STORED DATA:
▽

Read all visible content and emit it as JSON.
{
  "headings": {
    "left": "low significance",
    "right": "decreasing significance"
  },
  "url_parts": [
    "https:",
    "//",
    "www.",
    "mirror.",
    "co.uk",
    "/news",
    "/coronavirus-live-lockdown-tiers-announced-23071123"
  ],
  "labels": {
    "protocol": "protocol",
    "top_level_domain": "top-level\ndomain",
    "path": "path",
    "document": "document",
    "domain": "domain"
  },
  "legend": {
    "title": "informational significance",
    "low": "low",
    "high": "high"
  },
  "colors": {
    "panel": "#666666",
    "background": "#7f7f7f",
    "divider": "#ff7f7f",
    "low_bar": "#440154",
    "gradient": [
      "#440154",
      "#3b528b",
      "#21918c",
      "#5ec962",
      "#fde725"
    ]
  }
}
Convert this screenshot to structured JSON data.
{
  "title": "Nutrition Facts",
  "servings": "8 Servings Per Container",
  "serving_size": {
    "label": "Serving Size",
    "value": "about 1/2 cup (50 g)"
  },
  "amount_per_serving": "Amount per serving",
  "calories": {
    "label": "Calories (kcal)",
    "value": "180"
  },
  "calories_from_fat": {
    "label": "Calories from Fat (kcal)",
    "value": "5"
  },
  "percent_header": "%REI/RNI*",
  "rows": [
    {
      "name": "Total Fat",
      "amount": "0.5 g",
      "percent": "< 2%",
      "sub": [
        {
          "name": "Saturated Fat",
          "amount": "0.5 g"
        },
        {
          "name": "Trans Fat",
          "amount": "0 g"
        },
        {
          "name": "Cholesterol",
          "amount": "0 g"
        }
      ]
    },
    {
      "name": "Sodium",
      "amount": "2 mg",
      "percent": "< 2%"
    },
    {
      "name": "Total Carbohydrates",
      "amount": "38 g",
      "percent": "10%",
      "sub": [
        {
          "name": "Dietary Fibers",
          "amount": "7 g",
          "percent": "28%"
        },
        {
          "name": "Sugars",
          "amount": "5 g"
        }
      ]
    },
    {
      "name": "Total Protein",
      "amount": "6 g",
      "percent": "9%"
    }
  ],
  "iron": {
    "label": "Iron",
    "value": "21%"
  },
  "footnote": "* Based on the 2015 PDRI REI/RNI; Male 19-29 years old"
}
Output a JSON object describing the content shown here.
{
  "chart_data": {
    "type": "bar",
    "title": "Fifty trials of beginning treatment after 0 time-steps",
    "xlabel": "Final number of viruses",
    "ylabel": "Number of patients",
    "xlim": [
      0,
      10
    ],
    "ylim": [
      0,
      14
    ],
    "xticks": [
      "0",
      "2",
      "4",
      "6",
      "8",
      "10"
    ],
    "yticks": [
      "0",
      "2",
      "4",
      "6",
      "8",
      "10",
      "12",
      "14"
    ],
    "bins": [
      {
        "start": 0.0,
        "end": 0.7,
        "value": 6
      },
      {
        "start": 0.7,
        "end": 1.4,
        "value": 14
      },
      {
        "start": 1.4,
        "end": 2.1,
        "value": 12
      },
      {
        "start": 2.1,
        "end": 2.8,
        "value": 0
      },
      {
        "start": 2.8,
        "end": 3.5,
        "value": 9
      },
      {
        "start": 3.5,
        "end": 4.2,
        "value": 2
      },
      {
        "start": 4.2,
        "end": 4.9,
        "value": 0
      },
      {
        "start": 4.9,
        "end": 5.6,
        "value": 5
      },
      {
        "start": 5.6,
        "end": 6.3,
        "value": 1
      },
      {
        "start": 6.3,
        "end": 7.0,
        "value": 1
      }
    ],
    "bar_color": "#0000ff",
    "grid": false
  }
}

△

REQUIREMENT:
Copy all lines from the listing that contain "Total".

RESPONSE:
      "name": "Total Fat",
      "name": "Total Carbohydrates",
      "name": "Total Protein",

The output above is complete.